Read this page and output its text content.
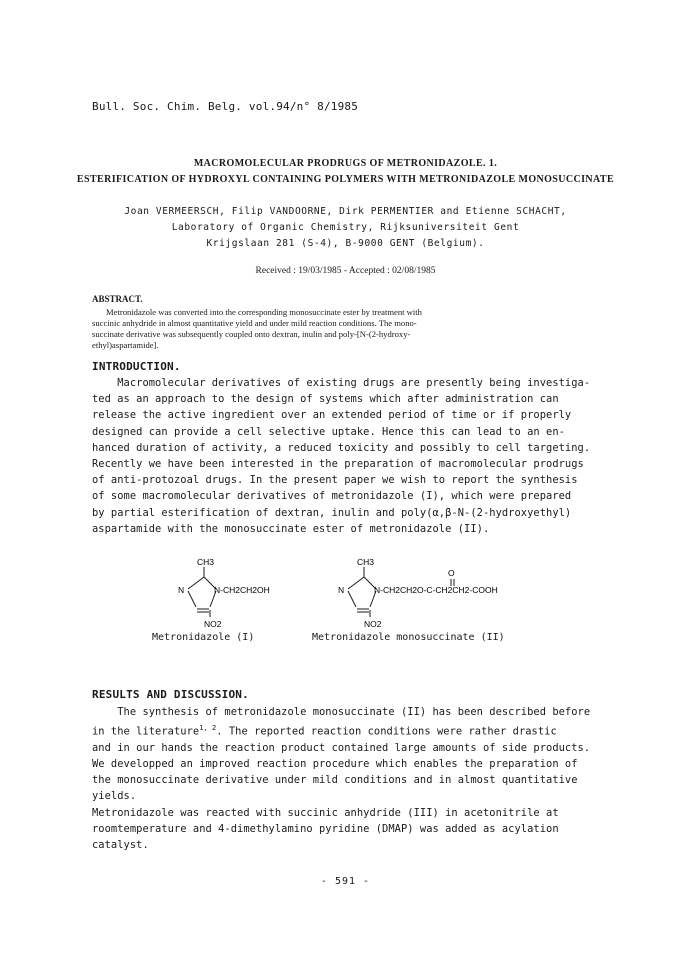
Bull. Soc. Chim. Belg. vol.94/n° 8/1985
MACROMOLECULAR PRODRUGS OF METRONIDAZOLE. 1.
ESTERIFICATION OF HYDROXYL CONTAINING POLYMERS WITH METRONIDAZOLE MONOSUCCINATE
Joan VERMEERSCH, Filip VANDOORNE, Dirk PERMENTIER and Etienne SCHACHT,
Laboratory of Organic Chemistry, Rijksuniversiteit Gent
Krijgslaan 281 (S-4), B-9000 GENT (Belgium).
Received : 19/03/1985 - Accepted : 02/08/1985
ABSTRACT.
Metronidazole was converted into the corresponding monosuccinate ester by treatment with
succinic anhydride in almost quantitative yield and under mild reaction conditions. The mono-
succinate derivative was subsequently coupled onto dextran, inulin and poly-[N-(2-hydroxy-
ethyl)aspartamide].
INTRODUCTION.
Macromolecular derivatives of existing drugs are presently being investiga-
ted as an approach to the design of systems which after administration can
release the active ingredient over an extended period of time or if properly
designed can provide a cell selective uptake. Hence this can lead to an en-
hanced duration of activity, a reduced toxicity and possibly to cell targeting.
Recently we have been interested in the preparation of macromolecular prodrugs
of anti-protozoal drugs. In the present paper we wish to report the synthesis
of some macromolecular derivatives of metronidazole (I), which were prepared
by partial esterification of dextran, inulin and poly(α,β-N-(2-hydroxyethyl)
aspartamide with the monosuccinate ester of metronidazole (II).
CH3
N	N-CH2CH2OH
NO2
CH3
N	N-CH2CH2O-C-CH2CH2-COOH
O
NO2
Metronidazole (I)	Metronidazole monosuccinate (II)
RESULTS AND DISCUSSION.
The synthesis of metronidazole monosuccinate (II) has been described before
in the literature$^{1, 2}$. The reported reaction conditions were rather drastic
and in our hands the reaction product contained large amounts of side products.
We developped an improved reaction procedure which enables the preparation of
the monosuccinate derivative under mild conditions and in almost quantitative
yields.
Metronidazole was reacted with succinic anhydride (III) in acetonitrile at
roomtemperature and 4-dimethylamino pyridine (DMAP) was added as acylation
catalyst.
- 591 -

* * *

Output the data above without changes, apart from leaving out the pictures.

Correct output:
Read this page and output its text content.
Bull. Soc. Chim. Belg. vol.94/n° 8/1985
MACROMOLECULAR PRODRUGS OF METRONIDAZOLE. 1.
ESTERIFICATION OF HYDROXYL CONTAINING POLYMERS WITH METRONIDAZOLE MONOSUCCINATE
Joan VERMEERSCH, Filip VANDOORNE, Dirk PERMENTIER and Etienne SCHACHT,
Laboratory of Organic Chemistry, Rijksuniversiteit Gent
Krijgslaan 281 (S-4), B-9000 GENT (Belgium).
Received : 19/03/1985 - Accepted : 02/08/1985
ABSTRACT.
Metronidazole was converted into the corresponding monosuccinate ester by treatment with
succinic anhydride in almost quantitative yield and under mild reaction conditions. The mono-
succinate derivative was subsequently coupled onto dextran, inulin and poly-[N-(2-hydroxy-
ethyl)aspartamide].
INTRODUCTION.
Macromolecular derivatives of existing drugs are presently being investiga-
ted as an approach to the design of systems which after administration can
release the active ingredient over an extended period of time or if properly
designed can provide a cell selective uptake. Hence this can lead to an en-
hanced duration of activity, a reduced toxicity and possibly to cell targeting.
Recently we have been interested in the preparation of macromolecular prodrugs
of anti-protozoal drugs. In the present paper we wish to report the synthesis
of some macromolecular derivatives of metronidazole (I), which were prepared
by partial esterification of dextran, inulin and poly(α,β-N-(2-hydroxyethyl)
aspartamide with the monosuccinate ester of metronidazole (II).
CH3
N	N-CH2CH2OH
NO2
CH3
N	N-CH2CH2O-C-CH2CH2-COOH
O
NO2
Metronidazole (I)	Metronidazole monosuccinate (II)
RESULTS AND DISCUSSION.
The synthesis of metronidazole monosuccinate (II) has been described before
in the literature$^{1, 2}$. The reported reaction conditions were rather drastic
and in our hands the reaction product contained large amounts of side products.
We developped an improved reaction procedure which enables the preparation of
the monosuccinate derivative under mild conditions and in almost quantitative
yields.
Metronidazole was reacted with succinic anhydride (III) in acetonitrile at
roomtemperature and 4-dimethylamino pyridine (DMAP) was added as acylation
catalyst.
- 591 -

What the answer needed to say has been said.